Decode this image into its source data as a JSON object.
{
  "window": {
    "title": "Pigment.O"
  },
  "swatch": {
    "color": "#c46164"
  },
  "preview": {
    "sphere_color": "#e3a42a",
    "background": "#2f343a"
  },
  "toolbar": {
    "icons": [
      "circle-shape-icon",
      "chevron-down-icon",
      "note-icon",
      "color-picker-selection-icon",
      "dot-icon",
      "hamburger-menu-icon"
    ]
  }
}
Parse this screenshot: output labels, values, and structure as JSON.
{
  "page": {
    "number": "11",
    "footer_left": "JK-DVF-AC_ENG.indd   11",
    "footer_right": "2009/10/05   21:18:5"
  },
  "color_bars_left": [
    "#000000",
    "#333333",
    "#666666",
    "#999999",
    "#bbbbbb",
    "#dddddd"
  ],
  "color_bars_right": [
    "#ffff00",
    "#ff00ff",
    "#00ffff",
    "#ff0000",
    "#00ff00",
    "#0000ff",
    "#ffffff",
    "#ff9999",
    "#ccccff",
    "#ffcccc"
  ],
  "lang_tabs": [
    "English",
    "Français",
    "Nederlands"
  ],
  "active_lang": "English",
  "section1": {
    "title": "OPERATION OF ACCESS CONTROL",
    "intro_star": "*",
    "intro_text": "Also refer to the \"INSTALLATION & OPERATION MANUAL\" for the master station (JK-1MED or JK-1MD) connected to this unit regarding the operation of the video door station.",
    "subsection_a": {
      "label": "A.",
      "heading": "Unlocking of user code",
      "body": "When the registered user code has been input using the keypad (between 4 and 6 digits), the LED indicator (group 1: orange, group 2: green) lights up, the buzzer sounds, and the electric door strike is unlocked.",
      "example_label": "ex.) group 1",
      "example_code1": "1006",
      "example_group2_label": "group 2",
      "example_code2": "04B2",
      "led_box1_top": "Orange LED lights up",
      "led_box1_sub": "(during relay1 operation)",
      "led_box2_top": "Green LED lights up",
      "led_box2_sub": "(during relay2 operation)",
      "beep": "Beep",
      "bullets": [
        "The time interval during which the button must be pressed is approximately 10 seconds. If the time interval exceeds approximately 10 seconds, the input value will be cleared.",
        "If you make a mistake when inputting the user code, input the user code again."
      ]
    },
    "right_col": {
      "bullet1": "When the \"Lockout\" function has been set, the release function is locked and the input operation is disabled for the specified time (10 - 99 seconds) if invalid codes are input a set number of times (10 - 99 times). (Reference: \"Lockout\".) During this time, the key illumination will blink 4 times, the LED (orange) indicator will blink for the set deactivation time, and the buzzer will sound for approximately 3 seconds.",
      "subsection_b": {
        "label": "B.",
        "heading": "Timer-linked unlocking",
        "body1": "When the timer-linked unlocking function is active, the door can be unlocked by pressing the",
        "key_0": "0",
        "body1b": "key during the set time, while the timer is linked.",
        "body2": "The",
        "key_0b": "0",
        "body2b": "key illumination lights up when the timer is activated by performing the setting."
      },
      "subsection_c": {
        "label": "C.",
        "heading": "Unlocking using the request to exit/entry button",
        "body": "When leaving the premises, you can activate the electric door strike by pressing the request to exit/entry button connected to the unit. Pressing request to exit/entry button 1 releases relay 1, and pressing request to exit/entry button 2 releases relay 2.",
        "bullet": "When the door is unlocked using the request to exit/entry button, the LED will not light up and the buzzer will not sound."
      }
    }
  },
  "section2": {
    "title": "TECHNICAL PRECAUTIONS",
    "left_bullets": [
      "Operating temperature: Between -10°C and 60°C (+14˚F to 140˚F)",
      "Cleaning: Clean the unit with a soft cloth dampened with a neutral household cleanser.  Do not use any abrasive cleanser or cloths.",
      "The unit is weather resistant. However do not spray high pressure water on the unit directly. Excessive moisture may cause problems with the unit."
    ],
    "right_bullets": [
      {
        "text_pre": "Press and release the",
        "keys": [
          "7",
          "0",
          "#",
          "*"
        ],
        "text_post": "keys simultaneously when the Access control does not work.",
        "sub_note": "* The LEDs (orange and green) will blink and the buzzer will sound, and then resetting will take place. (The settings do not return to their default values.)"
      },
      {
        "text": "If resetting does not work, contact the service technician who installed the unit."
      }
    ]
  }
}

---

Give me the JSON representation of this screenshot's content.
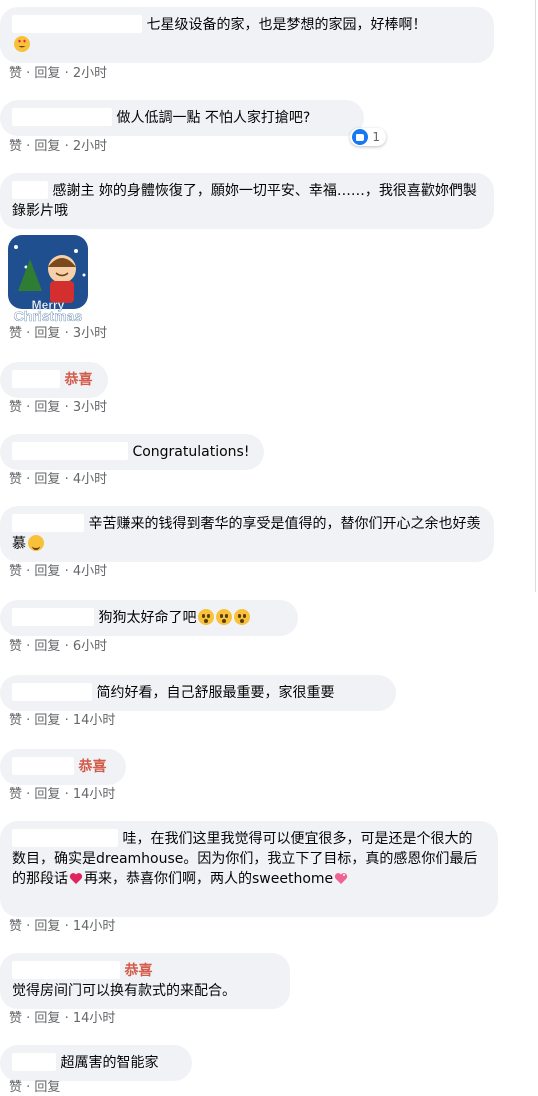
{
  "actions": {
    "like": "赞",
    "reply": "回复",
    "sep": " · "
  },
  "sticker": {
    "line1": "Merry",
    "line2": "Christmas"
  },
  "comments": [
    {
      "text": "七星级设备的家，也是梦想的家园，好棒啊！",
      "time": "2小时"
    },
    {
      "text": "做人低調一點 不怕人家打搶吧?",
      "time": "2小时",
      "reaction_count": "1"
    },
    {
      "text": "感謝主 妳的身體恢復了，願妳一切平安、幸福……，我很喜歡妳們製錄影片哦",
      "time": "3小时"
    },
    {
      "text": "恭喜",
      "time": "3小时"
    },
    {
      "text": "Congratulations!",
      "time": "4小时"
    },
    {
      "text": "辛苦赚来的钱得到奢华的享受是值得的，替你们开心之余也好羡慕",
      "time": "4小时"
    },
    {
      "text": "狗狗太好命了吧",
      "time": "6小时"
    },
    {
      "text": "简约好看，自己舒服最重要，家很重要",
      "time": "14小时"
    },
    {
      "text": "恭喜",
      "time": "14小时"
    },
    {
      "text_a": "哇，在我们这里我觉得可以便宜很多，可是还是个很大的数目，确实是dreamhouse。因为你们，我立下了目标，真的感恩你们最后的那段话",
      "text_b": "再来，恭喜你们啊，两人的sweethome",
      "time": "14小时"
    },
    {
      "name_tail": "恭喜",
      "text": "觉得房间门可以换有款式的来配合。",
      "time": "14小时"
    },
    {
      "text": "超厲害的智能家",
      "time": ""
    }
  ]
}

> [OBJECTIVE]:
Determine how many lines of the listing above include the word "group", and report that number only.

> [CORRECT OUTPUT]:
3